Kaynak belge ::
Onun
için “Buz adam” diyebilirler ve sahadaki duruşu göz önüne alındığında da haklı
olabilirler. Ancak Hakan Balta’yı evde eşi Derya ve iki yaşındaki oğlu Çağrı
ile birlikte görürseniz, onun ne kadar heyecanlı ve çocuksu bir karaktere sahip
olduğunu anlarsınız!
Vestel
Manisaspor’dan, Galatasaray’a geldiğinde hayatında neler değişti? Anadolu
kulüplerinde oynayıp büyük kulüp hayali kuran futbolculara ne önerirsin?
Galatasaray’a
geldiğim dönemde milli takım kariyerim de başlamış oldu. Bununla birlikte
hayatımda çok büyük değişiklikler bir anda gerçekleşti. Türkiye’de büyük bir
takımda oynamak her futbolcunun istediği bir şeydir. Ben de bunu çok istemiştim.
Transferin son gününde Manisaspor’dan, Galatasaray’a transfer olmak benim için
büyük sürprizdi. Çok mutlu olmuştum. Ancak büyük takımlarda kalıcı olmak, büyük
takımlara transfer olmaktan daha zordur. Ben de tutunabilmek için elimden
geleni yaptım. Şu anda her şey yolunda. Benim tavsiye edeceğim çok fazla bir
şey yok çünkü yapılması gereken şey sadece çalışmak ve istemek.

Mevcut veriler ::
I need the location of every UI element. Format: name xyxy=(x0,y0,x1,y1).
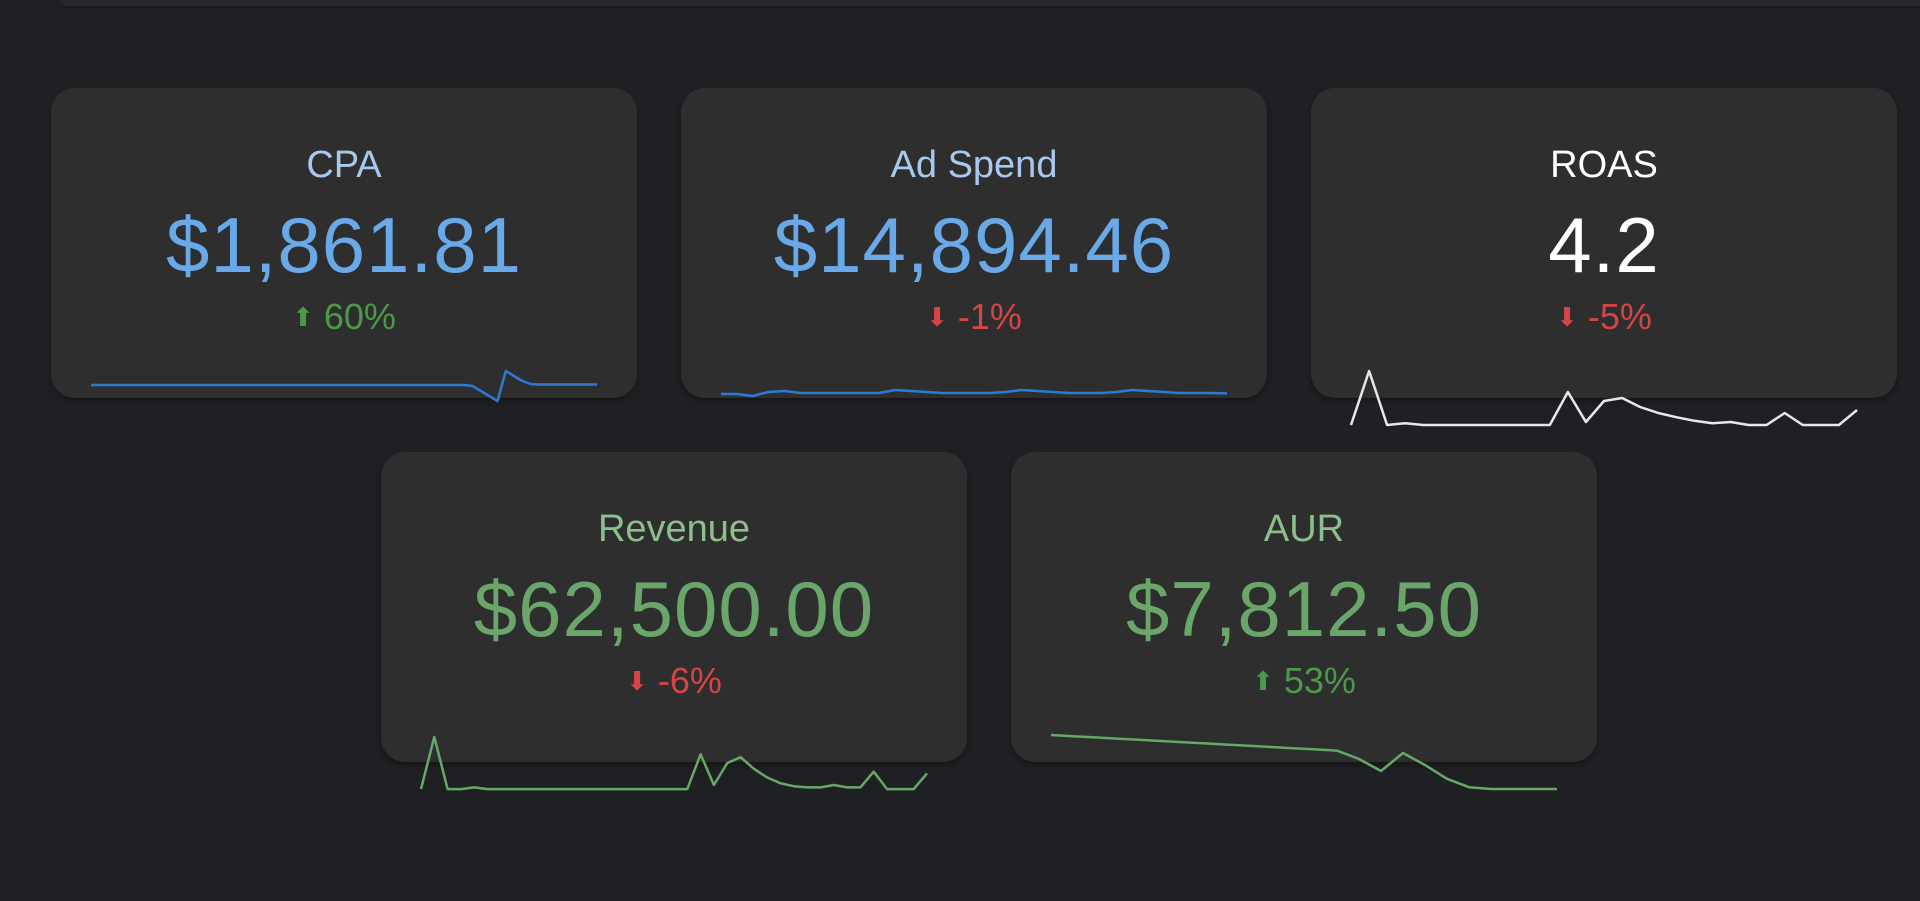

Çözülecek sorun :: Hakan Balta söyleşisinde "Transferin son gününde" ile başlayıp "çalışmak ve istemek." ile biten bölümü, "çalışmak" yerine "emek vermek" koyarak yeniden yazın.

Beklenen cevap ::
Transferin son gününde Manisaspor’dan, Galatasaray’a transfer olmak benim için
büyük sürprizdi. Çok mutlu olmuştum. Ancak büyük takımlarda kalıcı olmak, büyük
takımlara transfer olmaktan daha zordur. Ben de tutunabilmek için elimden
geleni yaptım. Şu anda her şey yolunda. Benim tavsiye edeceğim çok fazla bir
şey yok çünkü yapılması gereken şey sadece emek vermek ve istemek.